Print every record below exactly as written.

** begin Recorded data **

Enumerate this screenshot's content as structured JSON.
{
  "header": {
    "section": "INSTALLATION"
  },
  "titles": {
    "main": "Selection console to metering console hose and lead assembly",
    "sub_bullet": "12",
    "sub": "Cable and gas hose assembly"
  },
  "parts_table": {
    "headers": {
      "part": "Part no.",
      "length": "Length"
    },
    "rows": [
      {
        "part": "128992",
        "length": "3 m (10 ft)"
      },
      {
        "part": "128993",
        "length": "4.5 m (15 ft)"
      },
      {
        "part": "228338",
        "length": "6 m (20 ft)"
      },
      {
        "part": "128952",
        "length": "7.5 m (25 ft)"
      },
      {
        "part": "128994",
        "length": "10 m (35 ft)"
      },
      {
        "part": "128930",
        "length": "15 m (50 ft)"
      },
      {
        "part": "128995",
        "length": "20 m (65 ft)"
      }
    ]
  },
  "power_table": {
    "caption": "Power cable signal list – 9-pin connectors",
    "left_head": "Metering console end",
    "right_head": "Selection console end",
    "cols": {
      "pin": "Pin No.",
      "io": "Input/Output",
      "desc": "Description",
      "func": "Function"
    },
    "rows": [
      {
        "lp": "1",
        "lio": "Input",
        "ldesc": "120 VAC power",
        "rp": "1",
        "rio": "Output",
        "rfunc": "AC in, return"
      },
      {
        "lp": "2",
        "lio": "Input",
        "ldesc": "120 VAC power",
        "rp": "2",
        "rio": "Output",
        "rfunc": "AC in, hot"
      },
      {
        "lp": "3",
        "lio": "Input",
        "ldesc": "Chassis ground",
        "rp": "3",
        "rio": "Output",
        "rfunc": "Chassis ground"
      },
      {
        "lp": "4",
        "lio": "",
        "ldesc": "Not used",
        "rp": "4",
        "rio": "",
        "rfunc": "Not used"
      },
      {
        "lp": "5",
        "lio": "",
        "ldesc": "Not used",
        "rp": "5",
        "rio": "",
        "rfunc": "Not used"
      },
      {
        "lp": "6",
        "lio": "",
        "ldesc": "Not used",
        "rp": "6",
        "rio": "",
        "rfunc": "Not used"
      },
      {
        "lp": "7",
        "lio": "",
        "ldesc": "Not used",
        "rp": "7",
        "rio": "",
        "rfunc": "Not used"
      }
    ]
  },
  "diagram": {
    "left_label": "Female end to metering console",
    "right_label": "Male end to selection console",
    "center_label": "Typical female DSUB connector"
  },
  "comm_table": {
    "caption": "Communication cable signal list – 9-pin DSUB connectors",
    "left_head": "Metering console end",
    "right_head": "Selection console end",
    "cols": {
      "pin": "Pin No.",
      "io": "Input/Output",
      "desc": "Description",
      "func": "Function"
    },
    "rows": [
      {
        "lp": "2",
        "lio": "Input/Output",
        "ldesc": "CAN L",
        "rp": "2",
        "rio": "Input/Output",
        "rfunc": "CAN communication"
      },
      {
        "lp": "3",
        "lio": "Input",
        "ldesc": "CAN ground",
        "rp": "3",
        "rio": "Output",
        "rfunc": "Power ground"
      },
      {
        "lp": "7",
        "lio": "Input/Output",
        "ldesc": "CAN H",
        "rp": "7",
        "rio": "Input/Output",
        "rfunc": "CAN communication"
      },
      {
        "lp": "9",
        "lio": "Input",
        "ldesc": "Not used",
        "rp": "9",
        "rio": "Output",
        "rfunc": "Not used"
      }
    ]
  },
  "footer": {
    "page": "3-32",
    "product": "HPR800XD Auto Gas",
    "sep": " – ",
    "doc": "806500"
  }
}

** end Recorded data **

* Complete response *
Enumerate this screenshot's content as structured JSON.
{
  "header": {
    "section": "INSTALLATION"
  },
  "titles": {
    "main": "Selection console to metering console hose and lead assembly",
    "sub_bullet": "12",
    "sub": "Cable and gas hose assembly"
  },
  "parts_table": {
    "headers": {
      "part": "Part no.",
      "length": "Length"
    },
    "rows": [
      {
        "part": "128992",
        "length": "3 m (10 ft)"
      },
      {
        "part": "128993",
        "length": "4.5 m (15 ft)"
      },
      {
        "part": "228338",
        "length": "6 m (20 ft)"
      },
      {
        "part": "128952",
        "length": "7.5 m (25 ft)"
      },
      {
        "part": "128994",
        "length": "10 m (35 ft)"
      },
      {
        "part": "128930",
        "length": "15 m (50 ft)"
      },
      {
        "part": "128995",
        "length": "20 m (65 ft)"
      }
    ]
  },
  "power_table": {
    "caption": "Power cable signal list – 9-pin connectors",
    "left_head": "Metering console end",
    "right_head": "Selection console end",
    "cols": {
      "pin": "Pin No.",
      "io": "Input/Output",
      "desc": "Description",
      "func": "Function"
    },
    "rows": [
      {
        "lp": "1",
        "lio": "Input",
        "ldesc": "120 VAC power",
        "rp": "1",
        "rio": "Output",
        "rfunc": "AC in, return"
      },
      {
        "lp": "2",
        "lio": "Input",
        "ldesc": "120 VAC power",
        "rp": "2",
        "rio": "Output",
        "rfunc": "AC in, hot"
      },
      {
        "lp": "3",
        "lio": "Input",
        "ldesc": "Chassis ground",
        "rp": "3",
        "rio": "Output",
        "rfunc": "Chassis ground"
      },
      {
        "lp": "4",
        "lio": "",
        "ldesc": "Not used",
        "rp": "4",
        "rio": "",
        "rfunc": "Not used"
      },
      {
        "lp": "5",
        "lio": "",
        "ldesc": "Not used",
        "rp": "5",
        "rio": "",
        "rfunc": "Not used"
      },
      {
        "lp": "6",
        "lio": "",
        "ldesc": "Not used",
        "rp": "6",
        "rio": "",
        "rfunc": "Not used"
      },
      {
        "lp": "7",
        "lio": "",
        "ldesc": "Not used",
        "rp": "7",
        "rio": "",
        "rfunc": "Not used"
      }
    ]
  },
  "diagram": {
    "left_label": "Female end to metering console",
    "right_label": "Male end to selection console",
    "center_label": "Typical female DSUB connector"
  },
  "comm_table": {
    "caption": "Communication cable signal list – 9-pin DSUB connectors",
    "left_head": "Metering console end",
    "right_head": "Selection console end",
    "cols": {
      "pin": "Pin No.",
      "io": "Input/Output",
      "desc": "Description",
      "func": "Function"
    },
    "rows": [
      {
        "lp": "2",
        "lio": "Input/Output",
        "ldesc": "CAN L",
        "rp": "2",
        "rio": "Input/Output",
        "rfunc": "CAN communication"
      },
      {
        "lp": "3",
        "lio": "Input",
        "ldesc": "CAN ground",
        "rp": "3",
        "rio": "Output",
        "rfunc": "Power ground"
      },
      {
        "lp": "7",
        "lio": "Input/Output",
        "ldesc": "CAN H",
        "rp": "7",
        "rio": "Input/Output",
        "rfunc": "CAN communication"
      },
      {
        "lp": "9",
        "lio": "Input",
        "ldesc": "Not used",
        "rp": "9",
        "rio": "Output",
        "rfunc": "Not used"
      }
    ]
  },
  "footer": {
    "page": "3-32",
    "product": "HPR800XD Auto Gas",
    "sep": " – ",
    "doc": "806500"
  }
}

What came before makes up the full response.